### Text passage ###
Finally, an affordable passive controller that isn't crap.

1st February 2012

Radial Engineering MC3 by travisbrown

  • Sound Quality 5 out of 5
  • Ease of use 3 out of 5
  • Features 3 out of 5
  • Bang for buck 3 out of 5
  • Overall: 3.5
Radial MC3 Monitor Controllers

A little sneak peek on the forthcoming Radial MC3 monitor controller.

I finally got my hands on one of these at NAMM 2012 after hearing about it for months. Radial just got the green light to begin production, with it hitting the street at the end of February. And about time. For those who want a simple straight wire (passive) monitor controller with a adequate headphone amp, mono collapse, sub output, all in a small and idiot-proof format, this is the one to beat. Built into the usual Radial 14g steel chassis that houses their other utility and DI boxes, you could probably throw this thing at a brick wall and do more damage to the bricks, so tossing this into a cable box or bag for travel will cause no real consternation. It is primarily meant as a portable solution for mobile/live tracking setups. It would work equally well in the small project studio, though the small form factor might pose some ergonomic annoyances. For the real production workspace or permanent install, something with a layout like the Kush GainTrain or similar would be a better controller.
###
• **Your instructions**
Return the part of the Radial MC3 review starting at "Finally, an affordable" and ending at "MC3 monitor controller.", copied word for word.
### Excerpted records ###
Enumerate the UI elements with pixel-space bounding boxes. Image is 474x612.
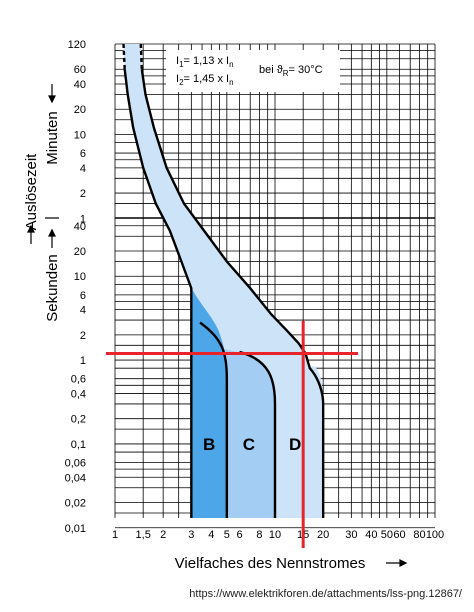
x-tick-label: 8 bbox=[256, 529, 262, 541]
x-tick-label: 10 bbox=[269, 529, 281, 541]
x-axis-arrow bbox=[386, 559, 408, 567]
c-limit-curve bbox=[239, 350, 277, 518]
y-axis-label-main: Auslösezeit bbox=[23, 153, 40, 231]
y-tick-label-seconds: 0,6 bbox=[71, 374, 86, 386]
y-tick-label-seconds: 40 bbox=[74, 221, 86, 233]
y-tick-label-minutes: 60 bbox=[74, 64, 86, 76]
x-tick-label: 60 bbox=[393, 529, 405, 541]
x-tick-label: 100 bbox=[426, 529, 444, 541]
y-axis-label-group: Auslösezeit bbox=[23, 153, 40, 231]
y-tick-label-seconds: 2 bbox=[80, 330, 86, 342]
y-tick-label-seconds: 0,02 bbox=[65, 498, 86, 510]
red-marker bbox=[106, 321, 358, 548]
y-tick-label-seconds: 0,4 bbox=[71, 388, 86, 400]
x-tick-label: 2 bbox=[160, 529, 166, 541]
zone-label-d: D bbox=[289, 435, 301, 454]
y-tick-label-minutes: 10 bbox=[74, 129, 86, 141]
upper-curve-dashed bbox=[139, 44, 143, 70]
y-tick-label-seconds: 20 bbox=[74, 246, 86, 258]
y-tick-label-seconds: 4 bbox=[80, 305, 86, 317]
y-axis-label-arrow-main bbox=[27, 224, 35, 244]
y-tick-label-minutes: 2 bbox=[80, 188, 86, 200]
x-tick-label: 1 bbox=[112, 529, 118, 541]
x-tick-label: 1,5 bbox=[136, 529, 151, 541]
zone-label-b: B bbox=[203, 435, 215, 454]
y-tick-label-seconds: 1 bbox=[80, 355, 86, 367]
y-tick-label-seconds: 0,04 bbox=[65, 472, 86, 484]
y-tick-label-seconds: 10 bbox=[74, 271, 86, 283]
y-tick-label-seconds: 0,2 bbox=[71, 414, 86, 426]
y-tick-label-seconds: 6 bbox=[80, 290, 86, 302]
x-tick-labels: 11,52345681015203040506080100 bbox=[112, 529, 444, 541]
x-tick-label: 20 bbox=[317, 529, 329, 541]
y-tick-labels: 12060402010642140201064210,60,40,20,10,0… bbox=[65, 39, 86, 535]
x-tick-label: 80 bbox=[413, 529, 425, 541]
x-axis-label: Vielfaches des Nennstromes bbox=[175, 555, 366, 572]
zone-b-fill bbox=[191, 288, 227, 518]
zone-label-c: C bbox=[243, 435, 255, 454]
y-axis-label-minutes: Minuten bbox=[44, 111, 61, 164]
x-tick-label: 50 bbox=[381, 529, 393, 541]
y-axis-label-units: Sekunden Minuten bbox=[44, 84, 61, 322]
annotation-i1: I1= 1,13 x In bbox=[176, 55, 234, 69]
y-tick-label-minutes: 20 bbox=[74, 104, 86, 116]
x-tick-label: 5 bbox=[224, 529, 230, 541]
x-tick-label: 6 bbox=[236, 529, 242, 541]
y-tick-label-minutes: 1 bbox=[80, 213, 86, 225]
x-tick-label: 4 bbox=[208, 529, 214, 541]
curve-fills bbox=[123, 44, 324, 518]
annotation-temperature: bei ϑR= 30°C bbox=[259, 64, 323, 78]
y-tick-label-minutes: 6 bbox=[80, 148, 86, 160]
x-tick-label: 30 bbox=[345, 529, 357, 541]
lower-curve-dashed bbox=[122, 44, 126, 70]
y-tick-label-seconds: 0,01 bbox=[65, 523, 86, 535]
x-tick-label: 40 bbox=[365, 529, 377, 541]
x-tick-label: 3 bbox=[188, 529, 194, 541]
lower-curve bbox=[123, 69, 193, 518]
b-limit-curve bbox=[199, 321, 229, 518]
annotation-i2: I2= 1,45 x In bbox=[176, 73, 234, 87]
curve-outlines bbox=[122, 44, 325, 518]
y-tick-label-seconds: 0,06 bbox=[65, 458, 86, 470]
y-tick-label-minutes: 4 bbox=[80, 163, 86, 175]
y-axis-arrow-mid bbox=[48, 228, 56, 248]
y-tick-label-seconds: 0,1 bbox=[71, 439, 86, 451]
y-tick-label-minutes: 40 bbox=[74, 79, 86, 91]
y-axis-label-seconds: Sekunden bbox=[44, 254, 61, 322]
y-axis-arrow-up bbox=[48, 84, 56, 104]
source-url: https://www.elektrikforen.de/attachments… bbox=[189, 588, 462, 600]
upper-curve bbox=[140, 69, 325, 518]
y-tick-label-minutes: 120 bbox=[68, 39, 86, 51]
annotation-box bbox=[166, 50, 340, 92]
###
• **Completed exercise**
Finally, an affordable passive controller that isn't crap.

1st February 2012

Radial Engineering MC3 by travisbrown

  • Sound Quality 5 out of 5
  • Ease of use 3 out of 5
  • Features 3 out of 5
  • Bang for buck 3 out of 5
  • Overall: 3.5
Radial MC3 Monitor Controllers

A little sneak peek on the forthcoming Radial MC3 monitor controller.